**Aim of the exercise:** Across the listing below, count the lines that mention the string "icon". Reply with the figure only.

Source records:
[Begin]

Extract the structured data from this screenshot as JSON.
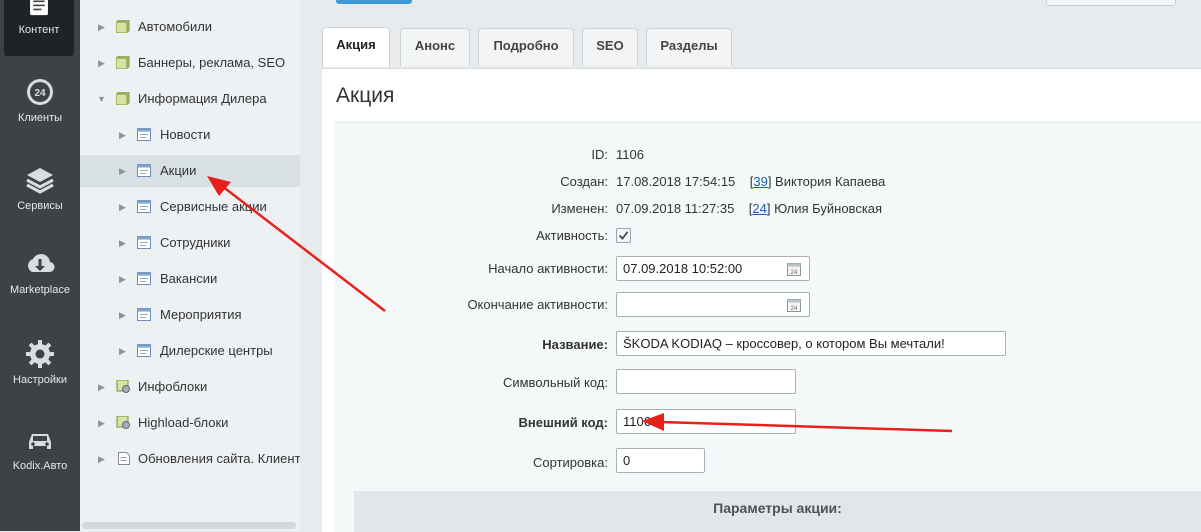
{
  "rail": {
    "items": [
      {
        "label": "Контент",
        "icon": "content-icon"
      },
      {
        "label": "Клиенты",
        "icon": "clients-24-icon",
        "badge": "24"
      },
      {
        "label": "Сервисы",
        "icon": "layers-icon"
      },
      {
        "label": "Marketplace",
        "icon": "cloud-download-icon"
      },
      {
        "label": "Настройки",
        "icon": "gear-icon"
      },
      {
        "label": "Kodix.Авто",
        "icon": "car-icon"
      }
    ]
  },
  "tree": {
    "items": [
      {
        "label": "Автомобили"
      },
      {
        "label": "Баннеры, реклама, SEO"
      },
      {
        "label": "Информация Дилера"
      },
      {
        "label": "Новости"
      },
      {
        "label": "Акции"
      },
      {
        "label": "Сервисные акции"
      },
      {
        "label": "Сотрудники"
      },
      {
        "label": "Вакансии"
      },
      {
        "label": "Мероприятия"
      },
      {
        "label": "Дилерские центры"
      },
      {
        "label": "Инфоблоки"
      },
      {
        "label": "Highload-блоки"
      },
      {
        "label": "Обновления сайта. Клиент"
      }
    ]
  },
  "tabs": [
    "Акция",
    "Анонс",
    "Подробно",
    "SEO",
    "Разделы"
  ],
  "section_title": "Акция",
  "form": {
    "id_label": "ID:",
    "id_value": "1106",
    "created_label": "Создан:",
    "created_date": "17.08.2018 17:54:15",
    "created_user_id": "39",
    "created_user_name": "Виктория Капаева",
    "modified_label": "Изменен:",
    "modified_date": "07.09.2018 11:27:35",
    "modified_user_id": "24",
    "modified_user_name": "Юлия Буйновская",
    "active_label": "Активность:",
    "active_checked": true,
    "start_label": "Начало активности:",
    "start_value": "07.09.2018 10:52:00",
    "end_label": "Окончание активности:",
    "end_value": "",
    "name_label": "Название:",
    "name_value": "ŠKODA KODIAQ – кроссовер, о котором Вы мечтали!",
    "code_label": "Символьный код:",
    "code_value": "",
    "xml_label": "Внешний код:",
    "xml_value": "1106",
    "sort_label": "Сортировка:",
    "sort_value": "0"
  },
  "params_header": "Параметры акции:",
  "colors": {
    "rail_bg": "#3c4246",
    "accent_blue": "#3b9bd9",
    "annotation_arrow": "#e8201a",
    "link": "#1a5ea8"
  }
}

[End]

**Answer:** 6